Dark subtraction deals with hot pixels and the amplifier glow that is visible on the detectors of DSLRs in long exposures. Dead pixels will still look dead, however, and stuck pixels will produce black spaces after subtraction. If a dark frame exposed for longer than the light frame, or one exposed when the detector temperature was higher, is used, then there may be over-subtraction, and dark holes may be created in the final image. Temperature should not be an issue with most modern cooled astro cameras, that have fixed-point cooling, but it is with DSLRs, which get hotter the longer they are used. The effect of slightly imperfect tracking is, fortunately, to reduce the visibility of these pixel irregularities, after the subs are stacked on the stars. Once taken, dark frames for a particular exposure and temperature may be re-used, until the characteristics of the detector change with age.

Gradients, vignetting and dust

The result of stacking long exposure subs will be an average image with less noise than the subs contain individually, that can be stretched much further: that is, the difference between the dimmest and brightest pixel values can be mapped, using image-processing software, to a far wider range of brightnesses in the final image. There will be a floor level of brightness of the stacked image, due to sky glow and light pollution, that is far above zero, but this needs to be rendered close to zero in the final image. In fact the statistical profile of images taken in a light-polluted location can often show only a small signal on a high base of pollution noise. Nevertheless, even these images can process well, provided the base to be removed is uniform. If parts of it are brighter than others, then gradients of sky brightness will remain in the final image.

Non-uniformity of the illumination is due to parts of the detector toward the edges not having a light path from the whole aperture – this is known as vignetting – and dirt on the detector, or other factors, reducing sensitivity in places. More complicated optical designs, such as Schmidt Cassegrains, suffer more vignetting than simple lenses and refractors. Dust on the detector, or close to it (e.g. on filters) typically shows up, in telescopes with a secondary mirror, as a dark ring or doughnut on the image, a shadow of the aperture.

● SUPPLIED RECORDS
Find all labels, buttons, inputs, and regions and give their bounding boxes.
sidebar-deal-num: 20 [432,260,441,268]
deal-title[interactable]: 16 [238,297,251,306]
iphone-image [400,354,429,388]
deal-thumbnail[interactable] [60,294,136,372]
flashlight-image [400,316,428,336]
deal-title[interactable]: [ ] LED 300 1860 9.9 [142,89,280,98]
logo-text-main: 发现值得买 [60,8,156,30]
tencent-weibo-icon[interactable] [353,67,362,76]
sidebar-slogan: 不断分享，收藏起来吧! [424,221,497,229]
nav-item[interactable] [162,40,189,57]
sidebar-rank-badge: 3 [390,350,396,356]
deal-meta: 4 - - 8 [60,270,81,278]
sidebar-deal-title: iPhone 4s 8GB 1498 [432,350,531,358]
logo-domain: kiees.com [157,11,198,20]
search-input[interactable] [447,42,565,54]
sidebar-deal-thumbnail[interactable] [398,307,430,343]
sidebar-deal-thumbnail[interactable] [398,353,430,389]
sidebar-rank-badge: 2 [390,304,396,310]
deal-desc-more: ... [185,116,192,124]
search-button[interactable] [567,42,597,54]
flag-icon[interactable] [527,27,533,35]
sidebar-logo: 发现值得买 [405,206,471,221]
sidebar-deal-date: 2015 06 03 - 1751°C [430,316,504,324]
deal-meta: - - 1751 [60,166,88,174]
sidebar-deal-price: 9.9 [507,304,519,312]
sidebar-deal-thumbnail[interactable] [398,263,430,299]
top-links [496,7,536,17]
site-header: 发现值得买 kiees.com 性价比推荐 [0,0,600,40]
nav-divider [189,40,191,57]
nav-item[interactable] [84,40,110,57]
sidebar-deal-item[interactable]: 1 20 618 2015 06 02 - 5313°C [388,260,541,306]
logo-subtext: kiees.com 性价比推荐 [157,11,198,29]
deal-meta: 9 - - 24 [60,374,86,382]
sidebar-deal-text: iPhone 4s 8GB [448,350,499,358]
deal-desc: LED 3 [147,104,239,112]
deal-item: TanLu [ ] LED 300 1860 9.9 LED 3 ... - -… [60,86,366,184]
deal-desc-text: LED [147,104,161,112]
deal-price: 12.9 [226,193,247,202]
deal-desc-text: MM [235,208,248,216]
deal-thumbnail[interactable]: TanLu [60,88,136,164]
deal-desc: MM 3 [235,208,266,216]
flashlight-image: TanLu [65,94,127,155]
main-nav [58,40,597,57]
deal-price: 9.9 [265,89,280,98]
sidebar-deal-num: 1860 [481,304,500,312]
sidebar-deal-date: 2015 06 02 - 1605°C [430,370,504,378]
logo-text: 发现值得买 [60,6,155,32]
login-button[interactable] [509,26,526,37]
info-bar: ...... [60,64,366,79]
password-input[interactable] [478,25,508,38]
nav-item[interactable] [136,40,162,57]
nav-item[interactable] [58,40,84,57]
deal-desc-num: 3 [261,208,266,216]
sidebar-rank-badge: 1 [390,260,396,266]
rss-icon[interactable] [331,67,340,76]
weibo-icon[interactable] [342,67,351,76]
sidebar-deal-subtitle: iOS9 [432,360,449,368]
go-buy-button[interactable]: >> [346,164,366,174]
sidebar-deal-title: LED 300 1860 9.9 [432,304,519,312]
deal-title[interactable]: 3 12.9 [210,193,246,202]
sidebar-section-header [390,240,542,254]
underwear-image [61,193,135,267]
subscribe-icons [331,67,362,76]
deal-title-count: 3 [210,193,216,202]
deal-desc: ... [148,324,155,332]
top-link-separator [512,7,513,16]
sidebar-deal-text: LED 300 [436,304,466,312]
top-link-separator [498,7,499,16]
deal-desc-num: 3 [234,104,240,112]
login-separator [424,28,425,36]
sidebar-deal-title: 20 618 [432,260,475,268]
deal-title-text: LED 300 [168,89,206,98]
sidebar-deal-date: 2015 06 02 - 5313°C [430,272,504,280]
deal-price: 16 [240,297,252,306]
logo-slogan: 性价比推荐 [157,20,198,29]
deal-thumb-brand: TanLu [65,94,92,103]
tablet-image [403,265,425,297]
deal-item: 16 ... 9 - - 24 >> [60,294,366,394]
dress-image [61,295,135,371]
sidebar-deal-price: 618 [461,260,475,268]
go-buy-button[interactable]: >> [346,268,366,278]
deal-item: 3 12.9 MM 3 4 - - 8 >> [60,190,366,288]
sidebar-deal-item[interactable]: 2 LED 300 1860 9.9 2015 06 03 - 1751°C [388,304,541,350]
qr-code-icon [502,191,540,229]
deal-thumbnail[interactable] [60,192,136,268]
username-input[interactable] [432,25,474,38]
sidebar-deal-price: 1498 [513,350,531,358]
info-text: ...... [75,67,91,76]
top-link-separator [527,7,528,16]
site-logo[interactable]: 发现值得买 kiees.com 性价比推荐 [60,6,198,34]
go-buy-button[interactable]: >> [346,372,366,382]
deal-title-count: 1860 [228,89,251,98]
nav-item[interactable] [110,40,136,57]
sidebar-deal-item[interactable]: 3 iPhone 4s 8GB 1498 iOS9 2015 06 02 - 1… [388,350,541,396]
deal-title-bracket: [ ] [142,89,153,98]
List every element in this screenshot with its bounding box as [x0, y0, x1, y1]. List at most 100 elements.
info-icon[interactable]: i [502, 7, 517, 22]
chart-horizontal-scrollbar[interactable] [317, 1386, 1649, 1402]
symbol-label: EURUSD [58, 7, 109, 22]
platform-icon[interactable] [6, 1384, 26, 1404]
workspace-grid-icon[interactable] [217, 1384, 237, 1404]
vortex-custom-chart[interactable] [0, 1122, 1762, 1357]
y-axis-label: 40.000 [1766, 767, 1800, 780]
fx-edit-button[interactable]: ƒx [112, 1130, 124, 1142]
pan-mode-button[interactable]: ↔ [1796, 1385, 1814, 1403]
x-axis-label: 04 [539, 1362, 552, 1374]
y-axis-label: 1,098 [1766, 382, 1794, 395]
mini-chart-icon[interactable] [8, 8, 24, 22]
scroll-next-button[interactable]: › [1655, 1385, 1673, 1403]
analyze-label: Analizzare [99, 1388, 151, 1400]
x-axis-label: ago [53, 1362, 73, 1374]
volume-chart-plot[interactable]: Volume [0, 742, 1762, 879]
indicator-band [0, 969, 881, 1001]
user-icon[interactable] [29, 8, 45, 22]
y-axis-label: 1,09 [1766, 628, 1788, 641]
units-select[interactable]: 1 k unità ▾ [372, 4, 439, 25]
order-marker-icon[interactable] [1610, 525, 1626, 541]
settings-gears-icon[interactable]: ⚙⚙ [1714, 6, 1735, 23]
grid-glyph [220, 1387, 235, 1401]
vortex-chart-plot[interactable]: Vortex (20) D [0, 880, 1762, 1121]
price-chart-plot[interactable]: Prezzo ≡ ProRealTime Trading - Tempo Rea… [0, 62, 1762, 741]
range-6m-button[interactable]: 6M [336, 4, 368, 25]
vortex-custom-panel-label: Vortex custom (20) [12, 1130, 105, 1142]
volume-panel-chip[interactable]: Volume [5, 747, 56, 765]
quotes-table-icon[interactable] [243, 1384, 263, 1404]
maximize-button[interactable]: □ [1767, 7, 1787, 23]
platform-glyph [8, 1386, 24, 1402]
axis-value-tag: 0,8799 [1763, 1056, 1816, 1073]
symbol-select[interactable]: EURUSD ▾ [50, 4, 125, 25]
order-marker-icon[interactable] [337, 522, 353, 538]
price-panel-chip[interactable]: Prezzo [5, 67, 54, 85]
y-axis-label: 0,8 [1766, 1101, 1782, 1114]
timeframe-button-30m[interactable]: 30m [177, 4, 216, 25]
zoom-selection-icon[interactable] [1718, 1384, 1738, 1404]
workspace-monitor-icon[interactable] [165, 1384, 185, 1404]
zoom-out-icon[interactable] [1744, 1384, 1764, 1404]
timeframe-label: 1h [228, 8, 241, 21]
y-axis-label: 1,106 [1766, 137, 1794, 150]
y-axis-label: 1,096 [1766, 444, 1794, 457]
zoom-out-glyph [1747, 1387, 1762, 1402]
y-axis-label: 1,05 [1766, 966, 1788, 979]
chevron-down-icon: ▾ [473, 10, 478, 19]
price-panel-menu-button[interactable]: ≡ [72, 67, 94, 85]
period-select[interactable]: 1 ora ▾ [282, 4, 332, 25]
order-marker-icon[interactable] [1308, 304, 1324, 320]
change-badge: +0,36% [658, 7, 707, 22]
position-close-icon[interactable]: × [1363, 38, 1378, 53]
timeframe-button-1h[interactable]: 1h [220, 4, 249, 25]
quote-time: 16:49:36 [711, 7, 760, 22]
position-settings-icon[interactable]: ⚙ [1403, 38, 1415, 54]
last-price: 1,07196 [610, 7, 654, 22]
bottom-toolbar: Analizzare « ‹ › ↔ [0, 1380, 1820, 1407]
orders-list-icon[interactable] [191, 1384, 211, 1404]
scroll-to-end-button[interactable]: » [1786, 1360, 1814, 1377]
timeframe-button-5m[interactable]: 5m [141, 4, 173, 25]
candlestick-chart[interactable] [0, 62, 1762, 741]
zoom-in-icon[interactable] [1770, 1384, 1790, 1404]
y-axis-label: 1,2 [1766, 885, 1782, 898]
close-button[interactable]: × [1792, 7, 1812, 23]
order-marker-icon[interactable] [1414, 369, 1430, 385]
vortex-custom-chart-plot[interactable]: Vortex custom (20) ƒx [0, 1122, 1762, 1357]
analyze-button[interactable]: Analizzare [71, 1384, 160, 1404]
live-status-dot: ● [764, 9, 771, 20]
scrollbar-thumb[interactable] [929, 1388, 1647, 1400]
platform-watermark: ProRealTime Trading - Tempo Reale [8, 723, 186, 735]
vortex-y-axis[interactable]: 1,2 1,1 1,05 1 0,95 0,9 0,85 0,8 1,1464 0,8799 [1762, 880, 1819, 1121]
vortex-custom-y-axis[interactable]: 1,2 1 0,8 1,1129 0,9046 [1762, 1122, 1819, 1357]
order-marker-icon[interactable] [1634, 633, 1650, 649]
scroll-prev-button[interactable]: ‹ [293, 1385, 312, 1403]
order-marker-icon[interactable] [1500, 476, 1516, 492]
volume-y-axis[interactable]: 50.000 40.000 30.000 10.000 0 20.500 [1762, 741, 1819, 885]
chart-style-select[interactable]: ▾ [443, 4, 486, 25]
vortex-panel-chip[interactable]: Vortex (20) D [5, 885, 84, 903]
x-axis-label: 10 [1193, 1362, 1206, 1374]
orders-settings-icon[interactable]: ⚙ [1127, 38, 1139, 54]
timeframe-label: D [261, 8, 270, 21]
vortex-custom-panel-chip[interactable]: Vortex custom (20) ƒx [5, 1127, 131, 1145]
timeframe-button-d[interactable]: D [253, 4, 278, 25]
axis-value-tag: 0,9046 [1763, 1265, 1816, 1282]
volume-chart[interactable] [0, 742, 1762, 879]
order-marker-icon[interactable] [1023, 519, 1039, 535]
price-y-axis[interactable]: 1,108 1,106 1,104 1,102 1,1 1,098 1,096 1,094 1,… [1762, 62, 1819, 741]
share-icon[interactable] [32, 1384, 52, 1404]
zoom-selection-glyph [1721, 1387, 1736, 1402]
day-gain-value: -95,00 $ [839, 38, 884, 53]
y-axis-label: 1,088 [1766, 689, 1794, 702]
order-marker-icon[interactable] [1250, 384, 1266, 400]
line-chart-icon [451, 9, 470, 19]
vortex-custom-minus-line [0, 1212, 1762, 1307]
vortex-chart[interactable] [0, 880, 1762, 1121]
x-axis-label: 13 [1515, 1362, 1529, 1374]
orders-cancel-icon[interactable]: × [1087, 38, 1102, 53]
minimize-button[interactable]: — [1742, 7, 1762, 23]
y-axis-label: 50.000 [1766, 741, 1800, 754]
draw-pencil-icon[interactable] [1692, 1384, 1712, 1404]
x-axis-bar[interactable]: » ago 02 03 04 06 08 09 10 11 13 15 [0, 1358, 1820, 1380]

● EXPLORE THE MATERIAL
1. Which kinds of defective pixels does the astrophotography text name?
2. Resume the astrophotography text after its last sentence.
The records can be set aside, since nothing here depends on them.

● EXPECTED OUTPUTS
1.
- Hot pixels
- Dead pixels
- Stuck pixels

2.
Vignetting, and all but the worst effects of contamination, can be dealt with by taking a flat field or frame: this is a very short exposure (a fraction of a second) with the aperture exposed to uniform illumination. Flat fields can be taken on a cloudless twilight sky, or by covering the aperture with an illuminated diffusing cloth, or using a specially constructed luminescent screen. As with dark frames, a good number (more than 10) need to be taken, to average out the response. The exposure needs to be chosen so the signal is high but no pixels are saturated (over-exposed).

Temperature is unimportant as exposure is short, but the optical system needs to be exactly the same as for the light frames: in focus, with the same filter. Imaging software (Deep Sky stacker, ImageJ, Astroart, Maxim DL, PixInsight etc.) is used to divide the pixel values in each of the the subs by the values in the average flat. The division by the arbitrary values in the flat evens-out the response. The combined process of dark subtraction and flat division is known as calibration.

Flat-fielding also reduces the effect of dead pixels, and, with colour cameras, can correct for a gradient of colour that may arise when light passes through a fast (low f/ratio) optical system and an interference filter (e.g. one made to suppress light pollution). It cannot, however, correct for gradients of illumination or colour that are due to the sky, for example, light pollution approaching the horizon, or moonlight. Processing software can help with this, notably Russell Croman’s Photoshop plug-in GradientXterminator.